--- To be done ---
Under this task are some entries; return every one of them exactly.

--- Data section ---

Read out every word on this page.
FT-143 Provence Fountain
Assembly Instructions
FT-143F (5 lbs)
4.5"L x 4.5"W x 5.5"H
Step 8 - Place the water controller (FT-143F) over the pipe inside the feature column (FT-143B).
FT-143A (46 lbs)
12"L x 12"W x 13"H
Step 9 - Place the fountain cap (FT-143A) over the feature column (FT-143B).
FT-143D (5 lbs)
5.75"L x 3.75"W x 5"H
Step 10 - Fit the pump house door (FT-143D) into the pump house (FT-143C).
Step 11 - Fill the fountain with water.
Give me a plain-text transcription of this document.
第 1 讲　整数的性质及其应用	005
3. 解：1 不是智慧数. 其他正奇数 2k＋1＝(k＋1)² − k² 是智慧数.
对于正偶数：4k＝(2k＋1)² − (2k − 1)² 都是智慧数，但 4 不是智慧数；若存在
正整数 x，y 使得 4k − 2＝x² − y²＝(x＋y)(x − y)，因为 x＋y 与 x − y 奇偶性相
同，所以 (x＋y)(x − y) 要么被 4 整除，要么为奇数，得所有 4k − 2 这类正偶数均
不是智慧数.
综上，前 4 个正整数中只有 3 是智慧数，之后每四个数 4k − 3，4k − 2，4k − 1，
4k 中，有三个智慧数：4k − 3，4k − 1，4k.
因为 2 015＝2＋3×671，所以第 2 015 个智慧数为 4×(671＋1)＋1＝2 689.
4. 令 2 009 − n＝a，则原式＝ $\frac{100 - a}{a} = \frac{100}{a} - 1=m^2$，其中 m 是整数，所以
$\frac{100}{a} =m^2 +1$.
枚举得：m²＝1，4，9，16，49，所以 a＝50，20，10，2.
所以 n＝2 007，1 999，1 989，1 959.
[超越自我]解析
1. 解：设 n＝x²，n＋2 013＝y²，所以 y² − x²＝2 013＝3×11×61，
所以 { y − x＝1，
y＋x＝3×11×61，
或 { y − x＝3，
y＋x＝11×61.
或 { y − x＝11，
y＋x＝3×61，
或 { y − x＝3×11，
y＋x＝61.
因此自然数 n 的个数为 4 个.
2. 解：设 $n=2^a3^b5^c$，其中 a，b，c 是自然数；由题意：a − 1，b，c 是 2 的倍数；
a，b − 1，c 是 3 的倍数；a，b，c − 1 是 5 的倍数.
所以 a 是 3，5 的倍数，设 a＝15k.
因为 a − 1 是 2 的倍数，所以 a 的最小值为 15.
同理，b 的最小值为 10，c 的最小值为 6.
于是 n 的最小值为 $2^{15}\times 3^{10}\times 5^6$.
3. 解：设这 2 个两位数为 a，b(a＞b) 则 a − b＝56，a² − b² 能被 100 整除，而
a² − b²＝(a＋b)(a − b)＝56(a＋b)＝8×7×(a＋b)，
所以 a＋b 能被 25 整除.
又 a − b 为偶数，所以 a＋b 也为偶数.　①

--- Problem solution ---
Read out every word on this page.
FT-143 Provence Fountain
Assembly Instructions
FT-143F (5 lbs)
4.5"L x 4.5"W x 5.5"H
Step 8 - Place the water controller (FT-143F) over the pipe inside the feature column (FT-143B).
FT-143A (46 lbs)
12"L x 12"W x 13"H
Step 9 - Place the fountain cap (FT-143A) over the feature column (FT-143B).
FT-143D (5 lbs)
5.75"L x 3.75"W x 5"H
Step 10 - Fit the pump house door (FT-143D) into the pump house (FT-143C).
Step 11 - Fill the fountain with water.
Give me a plain-text transcription of this document.
第 1 讲　整数的性质及其应用	005
3. 解：1 不是智慧数. 其他正奇数 2k＋1＝(k＋1)² − k² 是智慧数.
对于正偶数：4k＝(2k＋1)² − (2k − 1)² 都是智慧数，但 4 不是智慧数；若存在
正整数 x，y 使得 4k − 2＝x² − y²＝(x＋y)(x − y)，因为 x＋y 与 x − y 奇偶性相
同，所以 (x＋y)(x − y) 要么被 4 整除，要么为奇数，得所有 4k − 2 这类正偶数均
不是智慧数.
综上，前 4 个正整数中只有 3 是智慧数，之后每四个数 4k − 3，4k − 2，4k − 1，
4k 中，有三个智慧数：4k − 3，4k − 1，4k.
因为 2 015＝2＋3×671，所以第 2 015 个智慧数为 4×(671＋1)＋1＝2 689.
4. 令 2 009 − n＝a，则原式＝ $\frac{100 - a}{a} = \frac{100}{a} - 1=m^2$，其中 m 是整数，所以
$\frac{100}{a} =m^2 +1$.
枚举得：m²＝1，4，9，16，49，所以 a＝50，20，10，2.
所以 n＝2 007，1 999，1 989，1 959.
[超越自我]解析
1. 解：设 n＝x²，n＋2 013＝y²，所以 y² − x²＝2 013＝3×11×61，
所以 { y − x＝1，
y＋x＝3×11×61，
或 { y − x＝3，
y＋x＝11×61.
或 { y − x＝11，
y＋x＝3×61，
或 { y − x＝3×11，
y＋x＝61.
因此自然数 n 的个数为 4 个.
2. 解：设 $n=2^a3^b5^c$，其中 a，b，c 是自然数；由题意：a − 1，b，c 是 2 的倍数；
a，b − 1，c 是 3 的倍数；a，b，c − 1 是 5 的倍数.
所以 a 是 3，5 的倍数，设 a＝15k.
因为 a − 1 是 2 的倍数，所以 a 的最小值为 15.
同理，b 的最小值为 10，c 的最小值为 6.
于是 n 的最小值为 $2^{15}\times 3^{10}\times 5^6$.
3. 解：设这 2 个两位数为 a，b(a＞b) 则 a − b＝56，a² − b² 能被 100 整除，而
a² − b²＝(a＋b)(a − b)＝56(a＋b)＝8×7×(a＋b)，
所以 a＋b 能被 25 整除.
又 a − b 为偶数，所以 a＋b 也为偶数.　①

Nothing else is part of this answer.